▼▼▼

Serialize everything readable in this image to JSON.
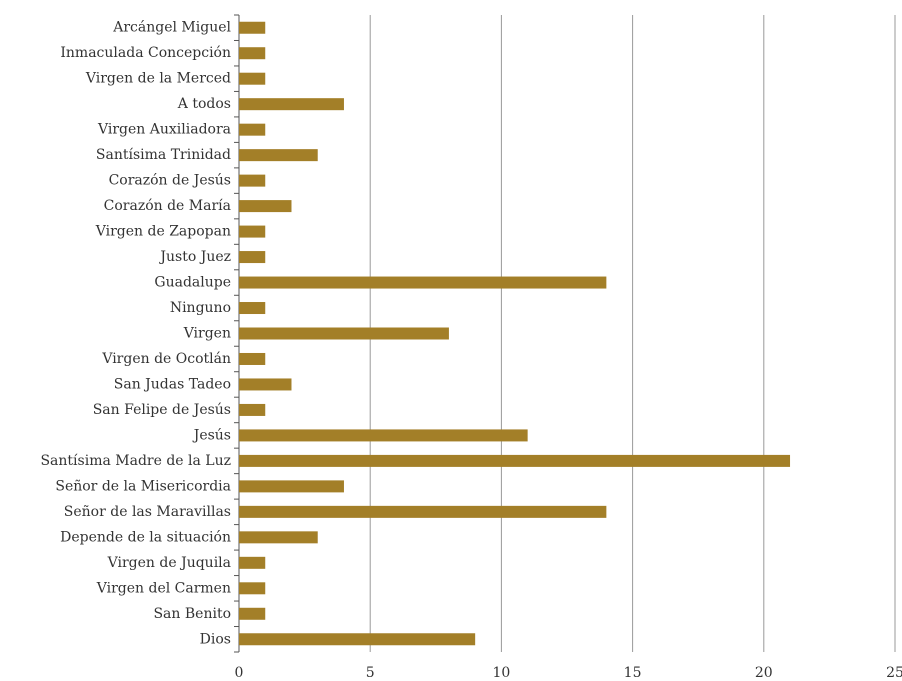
{
  "chart_data": {
    "type": "bar",
    "orientation": "horizontal",
    "categories": [
      "Arcángel Miguel",
      "Inmaculada Concepción",
      "Virgen de la Merced",
      "A todos",
      "Virgen Auxiliadora",
      "Santísima Trinidad",
      "Corazón de Jesús",
      "Corazón de María",
      "Virgen de Zapopan",
      "Justo Juez",
      "Guadalupe",
      "Ninguno",
      "Virgen",
      "Virgen de Ocotlán",
      "San Judas Tadeo",
      "San Felipe de Jesús",
      "Jesús",
      "Santísima Madre de la Luz",
      "Señor de la Misericordia",
      "Señor de las Maravillas",
      "Depende de la situación",
      "Virgen de Juquila",
      "Virgen del Carmen",
      "San Benito",
      "Dios"
    ],
    "values": [
      1,
      1,
      1,
      4,
      1,
      3,
      1,
      2,
      1,
      1,
      14,
      1,
      8,
      1,
      2,
      1,
      11,
      21,
      4,
      14,
      3,
      1,
      1,
      1,
      9
    ],
    "color": "#a37f28",
    "xlim": [
      0,
      25
    ],
    "xticks": [
      0,
      5,
      10,
      15,
      20,
      25
    ],
    "grid": true
  }
}
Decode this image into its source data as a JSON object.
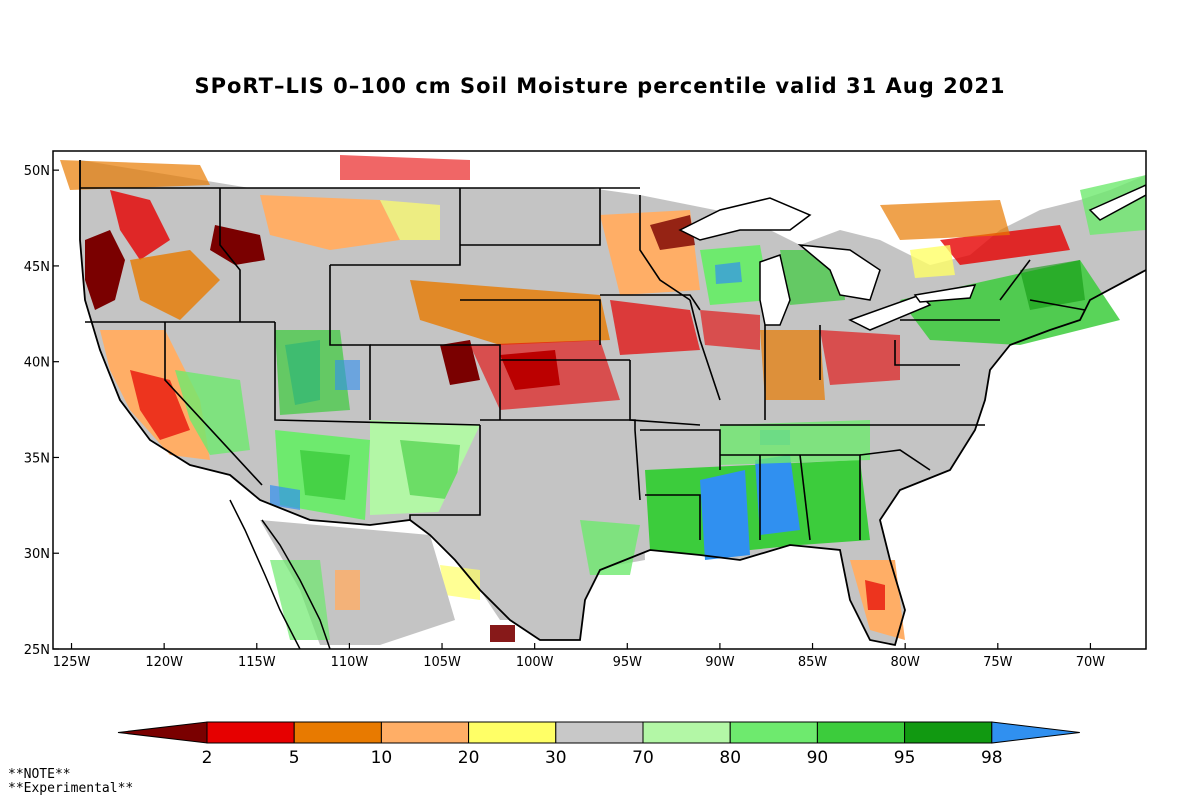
{
  "title": "SPoRT–LIS 0–100 cm Soil Moisture percentile valid 31 Aug 2021",
  "map": {
    "lat_labels": [
      "50N",
      "45N",
      "40N",
      "35N",
      "30N",
      "25N"
    ],
    "lat_values": [
      50,
      45,
      40,
      35,
      30,
      25
    ],
    "lon_labels": [
      "125W",
      "120W",
      "115W",
      "110W",
      "105W",
      "100W",
      "95W",
      "90W",
      "85W",
      "80W",
      "75W",
      "70W"
    ],
    "lon_values": [
      -125,
      -120,
      -115,
      -110,
      -105,
      -100,
      -95,
      -90,
      -85,
      -80,
      -75,
      -70
    ],
    "lon_range": [
      -126,
      -67
    ],
    "lat_range": [
      25,
      51
    ]
  },
  "colorbar": {
    "labels": [
      "2",
      "5",
      "10",
      "20",
      "30",
      "70",
      "80",
      "90",
      "95",
      "98"
    ],
    "colors": [
      "#7a0000",
      "#e60000",
      "#e87a00",
      "#ffae66",
      "#ffff66",
      "#c8c8c8",
      "#b3f7a6",
      "#6eea6e",
      "#3ccc3c",
      "#119911",
      "#3090f0"
    ]
  },
  "notes": [
    "**NOTE**",
    "**Experimental**"
  ]
}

▲▲▲

TO BE DONE:
Could you reproduce every record above exactly, leaving out the pictures?

THE ANSWER:
Serialize everything readable in this image to JSON.
{
  "chart_data": {
    "type": "bar",
    "orientation": "horizontal",
    "categories": [
      "Arcángel Miguel",
      "Inmaculada Concepción",
      "Virgen de la Merced",
      "A todos",
      "Virgen Auxiliadora",
      "Santísima Trinidad",
      "Corazón de Jesús",
      "Corazón de María",
      "Virgen de Zapopan",
      "Justo Juez",
      "Guadalupe",
      "Ninguno",
      "Virgen",
      "Virgen de Ocotlán",
      "San Judas Tadeo",
      "San Felipe de Jesús",
      "Jesús",
      "Santísima Madre de la Luz",
      "Señor de la Misericordia",
      "Señor de las Maravillas",
      "Depende de la situación",
      "Virgen de Juquila",
      "Virgen del Carmen",
      "San Benito",
      "Dios"
    ],
    "values": [
      1,
      1,
      1,
      4,
      1,
      3,
      1,
      2,
      1,
      1,
      14,
      1,
      8,
      1,
      2,
      1,
      11,
      21,
      4,
      14,
      3,
      1,
      1,
      1,
      9
    ],
    "color": "#a37f28",
    "xlim": [
      0,
      25
    ],
    "xticks": [
      0,
      5,
      10,
      15,
      20,
      25
    ],
    "grid": true
  }
}
Decode this image into its source data as a JSON object.
{
  "title": "SPoRT–LIS 0–100 cm Soil Moisture percentile valid 31 Aug 2021",
  "map": {
    "lat_labels": [
      "50N",
      "45N",
      "40N",
      "35N",
      "30N",
      "25N"
    ],
    "lat_values": [
      50,
      45,
      40,
      35,
      30,
      25
    ],
    "lon_labels": [
      "125W",
      "120W",
      "115W",
      "110W",
      "105W",
      "100W",
      "95W",
      "90W",
      "85W",
      "80W",
      "75W",
      "70W"
    ],
    "lon_values": [
      -125,
      -120,
      -115,
      -110,
      -105,
      -100,
      -95,
      -90,
      -85,
      -80,
      -75,
      -70
    ],
    "lon_range": [
      -126,
      -67
    ],
    "lat_range": [
      25,
      51
    ]
  },
  "colorbar": {
    "labels": [
      "2",
      "5",
      "10",
      "20",
      "30",
      "70",
      "80",
      "90",
      "95",
      "98"
    ],
    "colors": [
      "#7a0000",
      "#e60000",
      "#e87a00",
      "#ffae66",
      "#ffff66",
      "#c8c8c8",
      "#b3f7a6",
      "#6eea6e",
      "#3ccc3c",
      "#119911",
      "#3090f0"
    ]
  },
  "notes": [
    "**NOTE**",
    "**Experimental**"
  ]
}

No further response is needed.